§ **EXERCISE MATERIALS**:
☆ ☆ ☆ ☆ ☆

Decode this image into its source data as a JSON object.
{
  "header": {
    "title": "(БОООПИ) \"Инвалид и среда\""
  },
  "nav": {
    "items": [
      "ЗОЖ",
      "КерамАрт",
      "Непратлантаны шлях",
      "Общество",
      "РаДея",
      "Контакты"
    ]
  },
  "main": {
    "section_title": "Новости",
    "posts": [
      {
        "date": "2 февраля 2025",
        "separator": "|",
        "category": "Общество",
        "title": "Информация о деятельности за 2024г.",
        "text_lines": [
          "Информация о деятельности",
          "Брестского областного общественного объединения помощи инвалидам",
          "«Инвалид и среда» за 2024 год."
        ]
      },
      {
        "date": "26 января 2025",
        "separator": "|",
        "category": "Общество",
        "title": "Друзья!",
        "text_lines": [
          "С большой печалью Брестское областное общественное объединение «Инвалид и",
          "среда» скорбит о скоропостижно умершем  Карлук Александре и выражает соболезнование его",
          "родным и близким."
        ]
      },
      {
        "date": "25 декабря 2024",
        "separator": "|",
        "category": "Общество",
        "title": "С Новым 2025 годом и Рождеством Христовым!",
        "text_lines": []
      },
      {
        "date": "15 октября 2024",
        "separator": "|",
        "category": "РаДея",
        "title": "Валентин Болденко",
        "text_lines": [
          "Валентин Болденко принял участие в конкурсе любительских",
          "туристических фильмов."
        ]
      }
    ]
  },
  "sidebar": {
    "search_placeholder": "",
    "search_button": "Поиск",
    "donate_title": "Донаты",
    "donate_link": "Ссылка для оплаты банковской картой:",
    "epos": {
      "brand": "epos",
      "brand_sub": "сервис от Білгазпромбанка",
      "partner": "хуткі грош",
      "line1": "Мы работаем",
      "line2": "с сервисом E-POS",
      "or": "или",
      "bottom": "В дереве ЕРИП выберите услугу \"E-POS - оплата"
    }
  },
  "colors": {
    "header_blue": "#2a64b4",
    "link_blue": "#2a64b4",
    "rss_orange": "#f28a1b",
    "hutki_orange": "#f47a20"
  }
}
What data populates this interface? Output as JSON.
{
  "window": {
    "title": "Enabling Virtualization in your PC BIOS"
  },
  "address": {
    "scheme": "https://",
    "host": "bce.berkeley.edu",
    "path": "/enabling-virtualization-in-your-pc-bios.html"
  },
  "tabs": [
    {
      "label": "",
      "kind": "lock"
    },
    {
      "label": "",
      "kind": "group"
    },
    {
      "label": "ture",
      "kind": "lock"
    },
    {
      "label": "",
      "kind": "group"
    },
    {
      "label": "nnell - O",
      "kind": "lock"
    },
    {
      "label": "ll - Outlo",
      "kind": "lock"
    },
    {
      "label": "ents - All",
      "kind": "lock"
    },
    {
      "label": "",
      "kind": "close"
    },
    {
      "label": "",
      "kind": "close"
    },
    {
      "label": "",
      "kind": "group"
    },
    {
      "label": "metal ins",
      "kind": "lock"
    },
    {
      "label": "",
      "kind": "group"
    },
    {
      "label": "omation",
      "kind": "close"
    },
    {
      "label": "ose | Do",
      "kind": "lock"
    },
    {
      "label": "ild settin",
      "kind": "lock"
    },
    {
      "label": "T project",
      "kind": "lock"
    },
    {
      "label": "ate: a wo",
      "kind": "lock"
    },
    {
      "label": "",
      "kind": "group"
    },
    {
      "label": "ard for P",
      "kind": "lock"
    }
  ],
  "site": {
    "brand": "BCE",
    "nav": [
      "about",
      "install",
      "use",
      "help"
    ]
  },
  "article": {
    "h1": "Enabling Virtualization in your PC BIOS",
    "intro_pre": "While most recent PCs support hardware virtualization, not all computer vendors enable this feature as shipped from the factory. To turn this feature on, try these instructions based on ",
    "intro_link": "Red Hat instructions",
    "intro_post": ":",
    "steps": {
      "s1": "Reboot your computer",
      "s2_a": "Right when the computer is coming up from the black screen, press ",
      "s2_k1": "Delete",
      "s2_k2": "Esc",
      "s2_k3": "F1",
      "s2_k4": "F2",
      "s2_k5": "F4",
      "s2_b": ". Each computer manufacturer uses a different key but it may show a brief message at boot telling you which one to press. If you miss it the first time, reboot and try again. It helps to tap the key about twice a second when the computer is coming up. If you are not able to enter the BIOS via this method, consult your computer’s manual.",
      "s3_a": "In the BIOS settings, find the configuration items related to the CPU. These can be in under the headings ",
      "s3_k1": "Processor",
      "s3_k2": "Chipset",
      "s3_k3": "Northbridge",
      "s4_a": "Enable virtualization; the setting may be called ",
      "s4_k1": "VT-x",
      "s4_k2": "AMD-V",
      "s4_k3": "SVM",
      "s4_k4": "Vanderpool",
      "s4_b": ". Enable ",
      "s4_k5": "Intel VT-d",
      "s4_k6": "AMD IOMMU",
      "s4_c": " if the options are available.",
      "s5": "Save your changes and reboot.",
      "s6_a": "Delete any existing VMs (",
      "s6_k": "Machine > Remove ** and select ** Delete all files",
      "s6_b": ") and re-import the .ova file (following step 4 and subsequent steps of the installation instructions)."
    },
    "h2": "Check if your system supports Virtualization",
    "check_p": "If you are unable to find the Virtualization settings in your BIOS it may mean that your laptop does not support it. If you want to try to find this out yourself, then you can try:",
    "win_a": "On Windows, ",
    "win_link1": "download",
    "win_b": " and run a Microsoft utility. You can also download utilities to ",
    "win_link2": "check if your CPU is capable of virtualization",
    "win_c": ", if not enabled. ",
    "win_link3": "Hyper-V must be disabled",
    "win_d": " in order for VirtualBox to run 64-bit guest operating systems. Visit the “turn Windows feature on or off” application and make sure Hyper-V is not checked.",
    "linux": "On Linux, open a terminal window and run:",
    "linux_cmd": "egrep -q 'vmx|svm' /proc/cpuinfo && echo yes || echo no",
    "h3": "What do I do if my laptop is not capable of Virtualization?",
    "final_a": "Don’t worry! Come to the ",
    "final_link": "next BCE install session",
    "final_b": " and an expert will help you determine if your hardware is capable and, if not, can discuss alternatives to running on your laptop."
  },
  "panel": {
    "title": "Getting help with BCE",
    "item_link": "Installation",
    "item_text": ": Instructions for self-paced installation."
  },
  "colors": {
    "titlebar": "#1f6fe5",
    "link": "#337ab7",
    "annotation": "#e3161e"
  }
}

☆ ☆ ☆ ☆ ☆

§ **WORK TO DO**:
Return the full listing, character for character.

§ **EXERCISE RESPONSE**:
Decode this image into its source data as a JSON object.
{
  "header": {
    "title": "(БОООПИ) \"Инвалид и среда\""
  },
  "nav": {
    "items": [
      "ЗОЖ",
      "КерамАрт",
      "Непратлантаны шлях",
      "Общество",
      "РаДея",
      "Контакты"
    ]
  },
  "main": {
    "section_title": "Новости",
    "posts": [
      {
        "date": "2 февраля 2025",
        "separator": "|",
        "category": "Общество",
        "title": "Информация о деятельности за 2024г.",
        "text_lines": [
          "Информация о деятельности",
          "Брестского областного общественного объединения помощи инвалидам",
          "«Инвалид и среда» за 2024 год."
        ]
      },
      {
        "date": "26 января 2025",
        "separator": "|",
        "category": "Общество",
        "title": "Друзья!",
        "text_lines": [
          "С большой печалью Брестское областное общественное объединение «Инвалид и",
          "среда» скорбит о скоропостижно умершем  Карлук Александре и выражает соболезнование его",
          "родным и близким."
        ]
      },
      {
        "date": "25 декабря 2024",
        "separator": "|",
        "category": "Общество",
        "title": "С Новым 2025 годом и Рождеством Христовым!",
        "text_lines": []
      },
      {
        "date": "15 октября 2024",
        "separator": "|",
        "category": "РаДея",
        "title": "Валентин Болденко",
        "text_lines": [
          "Валентин Болденко принял участие в конкурсе любительских",
          "туристических фильмов."
        ]
      }
    ]
  },
  "sidebar": {
    "search_placeholder": "",
    "search_button": "Поиск",
    "donate_title": "Донаты",
    "donate_link": "Ссылка для оплаты банковской картой:",
    "epos": {
      "brand": "epos",
      "brand_sub": "сервис от Білгазпромбанка",
      "partner": "хуткі грош",
      "line1": "Мы работаем",
      "line2": "с сервисом E-POS",
      "or": "или",
      "bottom": "В дереве ЕРИП выберите услугу \"E-POS - оплата"
    }
  },
  "colors": {
    "header_blue": "#2a64b4",
    "link_blue": "#2a64b4",
    "rss_orange": "#f28a1b",
    "hutki_orange": "#f47a20"
  }
}
What data populates this interface? Output as JSON.
{
  "window": {
    "title": "Enabling Virtualization in your PC BIOS"
  },
  "address": {
    "scheme": "https://",
    "host": "bce.berkeley.edu",
    "path": "/enabling-virtualization-in-your-pc-bios.html"
  },
  "tabs": [
    {
      "label": "",
      "kind": "lock"
    },
    {
      "label": "",
      "kind": "group"
    },
    {
      "label": "ture",
      "kind": "lock"
    },
    {
      "label": "",
      "kind": "group"
    },
    {
      "label": "nnell - O",
      "kind": "lock"
    },
    {
      "label": "ll - Outlo",
      "kind": "lock"
    },
    {
      "label": "ents - All",
      "kind": "lock"
    },
    {
      "label": "",
      "kind": "close"
    },
    {
      "label": "",
      "kind": "close"
    },
    {
      "label": "",
      "kind": "group"
    },
    {
      "label": "metal ins",
      "kind": "lock"
    },
    {
      "label": "",
      "kind": "group"
    },
    {
      "label": "omation",
      "kind": "close"
    },
    {
      "label": "ose | Do",
      "kind": "lock"
    },
    {
      "label": "ild settin",
      "kind": "lock"
    },
    {
      "label": "T project",
      "kind": "lock"
    },
    {
      "label": "ate: a wo",
      "kind": "lock"
    },
    {
      "label": "",
      "kind": "group"
    },
    {
      "label": "ard for P",
      "kind": "lock"
    }
  ],
  "site": {
    "brand": "BCE",
    "nav": [
      "about",
      "install",
      "use",
      "help"
    ]
  },
  "article": {
    "h1": "Enabling Virtualization in your PC BIOS",
    "intro_pre": "While most recent PCs support hardware virtualization, not all computer vendors enable this feature as shipped from the factory. To turn this feature on, try these instructions based on ",
    "intro_link": "Red Hat instructions",
    "intro_post": ":",
    "steps": {
      "s1": "Reboot your computer",
      "s2_a": "Right when the computer is coming up from the black screen, press ",
      "s2_k1": "Delete",
      "s2_k2": "Esc",
      "s2_k3": "F1",
      "s2_k4": "F2",
      "s2_k5": "F4",
      "s2_b": ". Each computer manufacturer uses a different key but it may show a brief message at boot telling you which one to press. If you miss it the first time, reboot and try again. It helps to tap the key about twice a second when the computer is coming up. If you are not able to enter the BIOS via this method, consult your computer’s manual.",
      "s3_a": "In the BIOS settings, find the configuration items related to the CPU. These can be in under the headings ",
      "s3_k1": "Processor",
      "s3_k2": "Chipset",
      "s3_k3": "Northbridge",
      "s4_a": "Enable virtualization; the setting may be called ",
      "s4_k1": "VT-x",
      "s4_k2": "AMD-V",
      "s4_k3": "SVM",
      "s4_k4": "Vanderpool",
      "s4_b": ". Enable ",
      "s4_k5": "Intel VT-d",
      "s4_k6": "AMD IOMMU",
      "s4_c": " if the options are available.",
      "s5": "Save your changes and reboot.",
      "s6_a": "Delete any existing VMs (",
      "s6_k": "Machine > Remove ** and select ** Delete all files",
      "s6_b": ") and re-import the .ova file (following step 4 and subsequent steps of the installation instructions)."
    },
    "h2": "Check if your system supports Virtualization",
    "check_p": "If you are unable to find the Virtualization settings in your BIOS it may mean that your laptop does not support it. If you want to try to find this out yourself, then you can try:",
    "win_a": "On Windows, ",
    "win_link1": "download",
    "win_b": " and run a Microsoft utility. You can also download utilities to ",
    "win_link2": "check if your CPU is capable of virtualization",
    "win_c": ", if not enabled. ",
    "win_link3": "Hyper-V must be disabled",
    "win_d": " in order for VirtualBox to run 64-bit guest operating systems. Visit the “turn Windows feature on or off” application and make sure Hyper-V is not checked.",
    "linux": "On Linux, open a terminal window and run:",
    "linux_cmd": "egrep -q 'vmx|svm' /proc/cpuinfo && echo yes || echo no",
    "h3": "What do I do if my laptop is not capable of Virtualization?",
    "final_a": "Don’t worry! Come to the ",
    "final_link": "next BCE install session",
    "final_b": " and an expert will help you determine if your hardware is capable and, if not, can discuss alternatives to running on your laptop."
  },
  "panel": {
    "title": "Getting help with BCE",
    "item_link": "Installation",
    "item_text": ": Instructions for self-paced installation."
  },
  "colors": {
    "titlebar": "#1f6fe5",
    "link": "#337ab7",
    "annotation": "#e3161e"
  }
}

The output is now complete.